(WHAT THIS TASK INVOLVES) Go through the listing beneath this task and return every line that carries the string "Category".

(DATASET ENTRIES)
....

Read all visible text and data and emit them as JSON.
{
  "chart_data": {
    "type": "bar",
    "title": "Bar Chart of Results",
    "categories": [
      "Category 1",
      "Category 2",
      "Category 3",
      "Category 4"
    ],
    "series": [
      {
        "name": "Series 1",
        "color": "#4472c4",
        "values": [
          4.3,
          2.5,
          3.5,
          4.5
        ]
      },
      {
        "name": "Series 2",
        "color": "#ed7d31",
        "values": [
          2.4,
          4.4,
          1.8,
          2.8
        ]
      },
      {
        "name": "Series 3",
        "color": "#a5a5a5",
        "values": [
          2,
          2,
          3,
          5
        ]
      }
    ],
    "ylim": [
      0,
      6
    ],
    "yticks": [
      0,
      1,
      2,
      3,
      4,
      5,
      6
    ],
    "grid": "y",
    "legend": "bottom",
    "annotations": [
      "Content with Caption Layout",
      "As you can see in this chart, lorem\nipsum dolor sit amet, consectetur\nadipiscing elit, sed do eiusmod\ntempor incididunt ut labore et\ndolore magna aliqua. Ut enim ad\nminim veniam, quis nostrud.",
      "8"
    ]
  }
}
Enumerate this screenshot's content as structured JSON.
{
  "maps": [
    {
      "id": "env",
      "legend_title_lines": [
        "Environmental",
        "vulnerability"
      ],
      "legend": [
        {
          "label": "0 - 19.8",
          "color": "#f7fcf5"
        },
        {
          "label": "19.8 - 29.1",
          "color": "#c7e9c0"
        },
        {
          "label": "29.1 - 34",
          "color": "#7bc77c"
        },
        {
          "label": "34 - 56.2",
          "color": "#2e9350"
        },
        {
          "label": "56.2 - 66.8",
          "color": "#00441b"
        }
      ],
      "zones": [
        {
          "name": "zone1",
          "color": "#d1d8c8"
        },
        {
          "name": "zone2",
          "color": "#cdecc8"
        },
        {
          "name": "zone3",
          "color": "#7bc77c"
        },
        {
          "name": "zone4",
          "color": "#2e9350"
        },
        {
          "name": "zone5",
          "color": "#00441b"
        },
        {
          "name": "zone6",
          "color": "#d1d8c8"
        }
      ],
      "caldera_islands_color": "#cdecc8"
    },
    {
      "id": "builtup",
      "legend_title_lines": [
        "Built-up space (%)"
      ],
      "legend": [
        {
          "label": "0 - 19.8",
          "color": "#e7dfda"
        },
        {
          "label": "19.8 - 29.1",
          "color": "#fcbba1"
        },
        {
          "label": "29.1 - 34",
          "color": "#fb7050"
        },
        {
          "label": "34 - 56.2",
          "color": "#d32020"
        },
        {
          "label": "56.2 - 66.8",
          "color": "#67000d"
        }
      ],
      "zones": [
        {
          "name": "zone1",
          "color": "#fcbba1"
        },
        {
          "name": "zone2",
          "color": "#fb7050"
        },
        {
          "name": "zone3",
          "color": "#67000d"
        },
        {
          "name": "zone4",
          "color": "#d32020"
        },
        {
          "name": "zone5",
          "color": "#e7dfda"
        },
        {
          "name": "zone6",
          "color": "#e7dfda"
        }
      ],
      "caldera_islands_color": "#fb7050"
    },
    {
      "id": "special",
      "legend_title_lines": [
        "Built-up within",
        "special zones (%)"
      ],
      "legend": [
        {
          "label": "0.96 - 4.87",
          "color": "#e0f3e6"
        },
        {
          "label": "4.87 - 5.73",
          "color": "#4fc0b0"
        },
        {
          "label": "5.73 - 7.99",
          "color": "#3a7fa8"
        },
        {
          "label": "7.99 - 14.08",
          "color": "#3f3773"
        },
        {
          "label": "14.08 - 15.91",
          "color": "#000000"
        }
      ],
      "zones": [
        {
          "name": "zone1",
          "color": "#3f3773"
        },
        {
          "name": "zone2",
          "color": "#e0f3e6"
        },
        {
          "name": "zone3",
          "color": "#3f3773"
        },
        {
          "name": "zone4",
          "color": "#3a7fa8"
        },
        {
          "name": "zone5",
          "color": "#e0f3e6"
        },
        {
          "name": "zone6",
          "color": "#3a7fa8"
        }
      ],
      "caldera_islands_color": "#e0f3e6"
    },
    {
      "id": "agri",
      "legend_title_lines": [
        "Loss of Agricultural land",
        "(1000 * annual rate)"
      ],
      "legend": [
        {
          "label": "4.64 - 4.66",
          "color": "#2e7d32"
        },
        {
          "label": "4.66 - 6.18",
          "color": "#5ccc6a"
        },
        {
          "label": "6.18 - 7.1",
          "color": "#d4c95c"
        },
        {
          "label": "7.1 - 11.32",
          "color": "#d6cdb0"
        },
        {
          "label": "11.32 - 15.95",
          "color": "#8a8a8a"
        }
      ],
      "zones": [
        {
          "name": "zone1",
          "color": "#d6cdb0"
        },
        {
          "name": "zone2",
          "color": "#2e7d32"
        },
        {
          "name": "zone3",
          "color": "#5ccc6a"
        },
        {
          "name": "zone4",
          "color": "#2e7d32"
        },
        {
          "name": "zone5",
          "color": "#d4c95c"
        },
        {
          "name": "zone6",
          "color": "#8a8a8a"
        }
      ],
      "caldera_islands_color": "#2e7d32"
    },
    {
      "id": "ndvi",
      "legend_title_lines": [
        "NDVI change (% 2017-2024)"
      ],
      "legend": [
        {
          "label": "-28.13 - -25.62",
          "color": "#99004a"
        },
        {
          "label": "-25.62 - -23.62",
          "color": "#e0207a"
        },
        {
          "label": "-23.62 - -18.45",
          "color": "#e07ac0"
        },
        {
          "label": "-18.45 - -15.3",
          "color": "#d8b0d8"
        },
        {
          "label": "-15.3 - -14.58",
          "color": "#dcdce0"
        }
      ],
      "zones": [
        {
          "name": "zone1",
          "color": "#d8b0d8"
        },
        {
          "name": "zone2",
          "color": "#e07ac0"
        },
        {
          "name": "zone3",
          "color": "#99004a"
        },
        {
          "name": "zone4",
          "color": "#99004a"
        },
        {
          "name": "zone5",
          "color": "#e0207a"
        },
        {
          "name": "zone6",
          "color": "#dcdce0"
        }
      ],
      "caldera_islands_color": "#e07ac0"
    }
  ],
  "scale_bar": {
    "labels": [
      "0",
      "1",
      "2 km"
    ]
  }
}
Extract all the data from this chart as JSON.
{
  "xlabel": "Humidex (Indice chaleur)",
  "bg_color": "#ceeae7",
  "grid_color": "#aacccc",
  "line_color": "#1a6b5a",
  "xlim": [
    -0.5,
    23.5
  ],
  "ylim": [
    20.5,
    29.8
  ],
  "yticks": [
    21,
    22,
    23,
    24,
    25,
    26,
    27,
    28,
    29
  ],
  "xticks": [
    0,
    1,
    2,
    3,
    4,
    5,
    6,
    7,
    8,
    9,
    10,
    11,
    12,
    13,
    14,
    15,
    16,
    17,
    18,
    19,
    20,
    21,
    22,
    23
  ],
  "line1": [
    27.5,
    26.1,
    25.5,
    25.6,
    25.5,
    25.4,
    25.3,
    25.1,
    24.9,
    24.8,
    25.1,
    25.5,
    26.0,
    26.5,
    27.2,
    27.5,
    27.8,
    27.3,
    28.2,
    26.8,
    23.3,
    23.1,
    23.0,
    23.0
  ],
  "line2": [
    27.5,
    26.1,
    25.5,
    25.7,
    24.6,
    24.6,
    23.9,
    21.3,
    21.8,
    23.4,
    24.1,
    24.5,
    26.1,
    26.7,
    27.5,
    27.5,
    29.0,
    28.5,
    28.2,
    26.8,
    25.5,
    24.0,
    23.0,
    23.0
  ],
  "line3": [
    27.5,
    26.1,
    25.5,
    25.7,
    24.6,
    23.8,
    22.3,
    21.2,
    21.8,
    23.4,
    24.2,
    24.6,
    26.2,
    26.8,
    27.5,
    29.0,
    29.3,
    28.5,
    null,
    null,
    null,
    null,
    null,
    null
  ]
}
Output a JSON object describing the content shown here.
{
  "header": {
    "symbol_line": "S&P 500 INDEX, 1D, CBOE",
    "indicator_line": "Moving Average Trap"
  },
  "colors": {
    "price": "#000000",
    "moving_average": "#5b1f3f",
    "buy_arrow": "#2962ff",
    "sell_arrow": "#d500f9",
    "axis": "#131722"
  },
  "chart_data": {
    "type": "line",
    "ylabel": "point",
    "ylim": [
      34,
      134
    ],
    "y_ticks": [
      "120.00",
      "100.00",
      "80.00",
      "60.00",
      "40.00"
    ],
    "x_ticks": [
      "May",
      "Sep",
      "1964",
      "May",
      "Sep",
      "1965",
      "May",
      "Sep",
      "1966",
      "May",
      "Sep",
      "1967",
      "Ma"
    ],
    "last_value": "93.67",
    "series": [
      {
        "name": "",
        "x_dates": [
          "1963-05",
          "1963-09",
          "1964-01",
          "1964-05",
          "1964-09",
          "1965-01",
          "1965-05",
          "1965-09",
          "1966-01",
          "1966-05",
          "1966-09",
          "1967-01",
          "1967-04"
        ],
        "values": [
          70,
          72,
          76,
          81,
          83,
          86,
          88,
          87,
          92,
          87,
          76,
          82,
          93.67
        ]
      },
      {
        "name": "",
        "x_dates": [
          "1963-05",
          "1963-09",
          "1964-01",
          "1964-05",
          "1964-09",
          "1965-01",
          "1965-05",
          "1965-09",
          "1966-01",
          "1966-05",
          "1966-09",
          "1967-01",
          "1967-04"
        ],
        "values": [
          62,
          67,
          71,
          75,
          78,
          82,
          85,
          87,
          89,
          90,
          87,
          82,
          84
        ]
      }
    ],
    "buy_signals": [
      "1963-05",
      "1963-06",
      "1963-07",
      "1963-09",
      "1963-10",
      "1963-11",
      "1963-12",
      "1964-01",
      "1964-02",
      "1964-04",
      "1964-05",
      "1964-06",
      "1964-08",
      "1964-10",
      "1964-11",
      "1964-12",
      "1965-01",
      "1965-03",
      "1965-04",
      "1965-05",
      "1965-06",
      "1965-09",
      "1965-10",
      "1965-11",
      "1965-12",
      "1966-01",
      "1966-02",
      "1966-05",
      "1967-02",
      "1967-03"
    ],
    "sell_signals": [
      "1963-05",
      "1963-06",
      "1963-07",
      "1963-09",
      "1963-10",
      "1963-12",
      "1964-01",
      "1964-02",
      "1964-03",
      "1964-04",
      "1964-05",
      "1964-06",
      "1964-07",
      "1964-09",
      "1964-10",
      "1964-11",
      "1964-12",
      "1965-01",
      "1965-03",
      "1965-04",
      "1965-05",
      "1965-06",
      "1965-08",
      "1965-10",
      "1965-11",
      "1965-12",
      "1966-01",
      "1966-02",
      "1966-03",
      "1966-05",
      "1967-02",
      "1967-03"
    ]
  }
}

....

(FINAL RESULT)
      "Category 1",
      "Category 2",
      "Category 3",
      "Category 4"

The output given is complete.